== Your task ==
Render the rows from the start through the line containing "point (437, 149, 443, 155)" as a JSON list of strings, one string per line with blank lines omitted.

(Source rows)

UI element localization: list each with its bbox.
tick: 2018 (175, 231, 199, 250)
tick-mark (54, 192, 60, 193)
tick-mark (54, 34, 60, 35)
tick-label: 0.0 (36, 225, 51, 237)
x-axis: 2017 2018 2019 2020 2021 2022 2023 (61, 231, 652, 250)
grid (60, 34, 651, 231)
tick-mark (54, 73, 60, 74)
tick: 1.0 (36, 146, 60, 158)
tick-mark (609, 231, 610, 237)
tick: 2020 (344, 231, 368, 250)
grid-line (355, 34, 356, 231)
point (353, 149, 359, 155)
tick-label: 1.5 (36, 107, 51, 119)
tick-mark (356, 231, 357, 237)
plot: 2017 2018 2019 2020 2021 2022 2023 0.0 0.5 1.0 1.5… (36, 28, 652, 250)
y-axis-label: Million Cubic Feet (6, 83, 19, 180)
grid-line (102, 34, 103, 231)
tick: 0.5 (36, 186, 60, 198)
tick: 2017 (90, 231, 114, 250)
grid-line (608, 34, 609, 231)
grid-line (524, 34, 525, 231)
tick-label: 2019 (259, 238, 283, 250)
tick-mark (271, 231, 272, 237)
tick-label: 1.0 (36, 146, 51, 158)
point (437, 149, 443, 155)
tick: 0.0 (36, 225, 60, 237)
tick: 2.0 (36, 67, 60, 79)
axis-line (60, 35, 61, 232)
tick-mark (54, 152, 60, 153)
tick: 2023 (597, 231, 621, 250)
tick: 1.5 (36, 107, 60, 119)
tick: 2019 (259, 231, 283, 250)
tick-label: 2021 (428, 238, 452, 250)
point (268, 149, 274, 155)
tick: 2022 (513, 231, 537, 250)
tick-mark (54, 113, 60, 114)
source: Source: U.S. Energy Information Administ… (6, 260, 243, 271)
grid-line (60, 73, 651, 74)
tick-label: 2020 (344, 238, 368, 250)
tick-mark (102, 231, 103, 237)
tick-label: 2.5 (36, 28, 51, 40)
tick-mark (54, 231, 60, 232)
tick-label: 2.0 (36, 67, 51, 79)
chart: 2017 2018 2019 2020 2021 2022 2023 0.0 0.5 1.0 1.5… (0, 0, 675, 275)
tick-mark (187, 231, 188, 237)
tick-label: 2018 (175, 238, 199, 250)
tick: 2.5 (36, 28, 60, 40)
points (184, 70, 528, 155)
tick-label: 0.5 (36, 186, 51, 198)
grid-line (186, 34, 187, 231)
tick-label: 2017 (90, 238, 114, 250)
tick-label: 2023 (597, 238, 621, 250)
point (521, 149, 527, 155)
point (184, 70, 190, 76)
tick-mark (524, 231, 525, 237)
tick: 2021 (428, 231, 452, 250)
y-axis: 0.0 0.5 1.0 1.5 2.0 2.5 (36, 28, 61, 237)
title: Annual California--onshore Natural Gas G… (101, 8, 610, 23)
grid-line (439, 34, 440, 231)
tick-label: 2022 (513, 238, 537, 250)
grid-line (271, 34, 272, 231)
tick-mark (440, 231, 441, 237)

== Final answer ==
[
  "UI element localization: list each with its bbox.",
  "tick: 2018 (175, 231, 199, 250)",
  "tick-mark (54, 192, 60, 193)",
  "tick-mark (54, 34, 60, 35)",
  "tick-label: 0.0 (36, 225, 51, 237)",
  "x-axis: 2017 2018 2019 2020 2021 2022 2023 (61, 231, 652, 250)",
  "grid (60, 34, 651, 231)",
  "tick-mark (54, 73, 60, 74)",
  "tick: 1.0 (36, 146, 60, 158)",
  "tick-mark (609, 231, 610, 237)",
  "tick: 2020 (344, 231, 368, 250)",
  "grid-line (355, 34, 356, 231)",
  "point (353, 149, 359, 155)",
  "tick-label: 1.5 (36, 107, 51, 119)",
  "tick-mark (356, 231, 357, 237)",
  "plot: 2017 2018 2019 2020 2021 2022 2023 0.0 0.5 1.0 1.5… (36, 28, 652, 250)",
  "y-axis-label: Million Cubic Feet (6, 83, 19, 180)",
  "grid-line (102, 34, 103, 231)",
  "tick: 0.5 (36, 186, 60, 198)",
  "tick: 2017 (90, 231, 114, 250)",
  "grid-line (608, 34, 609, 231)",
  "grid-line (524, 34, 525, 231)",
  "tick-label: 2019 (259, 238, 283, 250)",
  "tick-mark (271, 231, 272, 237)",
  "tick-label: 1.0 (36, 146, 51, 158)",
  "point (437, 149, 443, 155)"
]